** start **

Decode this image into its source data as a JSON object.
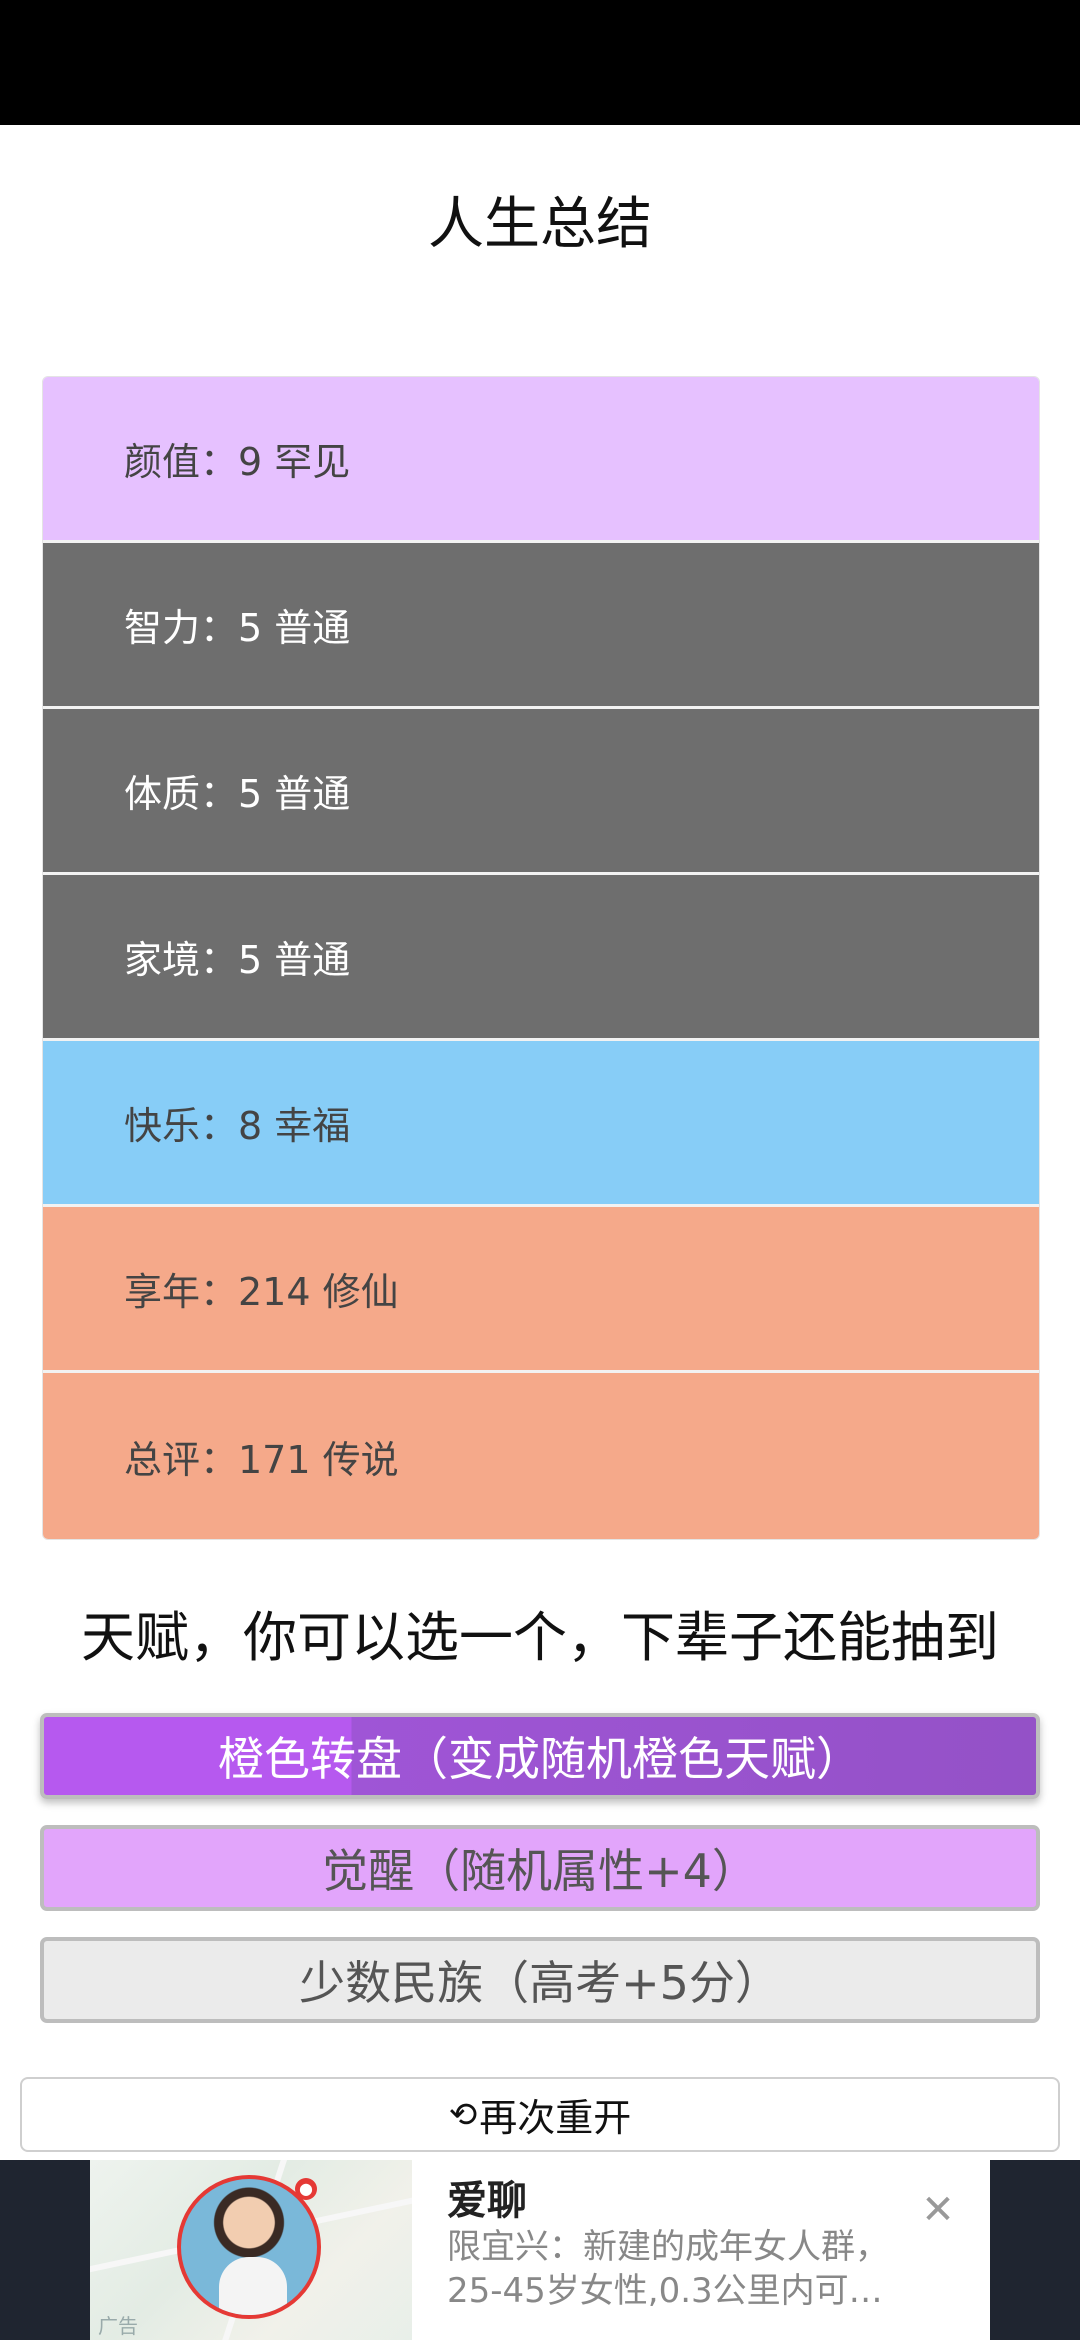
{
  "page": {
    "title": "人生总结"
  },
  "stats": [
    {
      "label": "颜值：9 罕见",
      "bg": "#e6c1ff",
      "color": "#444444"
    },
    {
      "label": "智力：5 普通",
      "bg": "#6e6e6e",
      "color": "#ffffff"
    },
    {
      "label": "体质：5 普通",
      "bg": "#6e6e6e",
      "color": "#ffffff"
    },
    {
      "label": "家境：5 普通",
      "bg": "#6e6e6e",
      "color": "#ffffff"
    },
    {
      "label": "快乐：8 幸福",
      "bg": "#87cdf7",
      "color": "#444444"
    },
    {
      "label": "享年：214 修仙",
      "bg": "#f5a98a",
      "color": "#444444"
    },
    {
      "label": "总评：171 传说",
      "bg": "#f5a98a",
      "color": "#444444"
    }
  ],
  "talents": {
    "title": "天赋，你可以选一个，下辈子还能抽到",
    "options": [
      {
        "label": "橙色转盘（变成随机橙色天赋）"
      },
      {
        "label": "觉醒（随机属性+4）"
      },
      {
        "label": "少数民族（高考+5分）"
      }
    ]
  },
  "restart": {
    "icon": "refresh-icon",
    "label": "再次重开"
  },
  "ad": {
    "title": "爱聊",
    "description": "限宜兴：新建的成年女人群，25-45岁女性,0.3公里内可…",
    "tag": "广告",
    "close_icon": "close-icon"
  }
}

** end **

◆ Job ◆
Single out each line of the records above with the string "title" in it, and copy it.

◆ Finished answer ◆
    "title": "人生总结"
    "title": "天赋，你可以选一个，下辈子还能抽到",
    "title": "爱聊",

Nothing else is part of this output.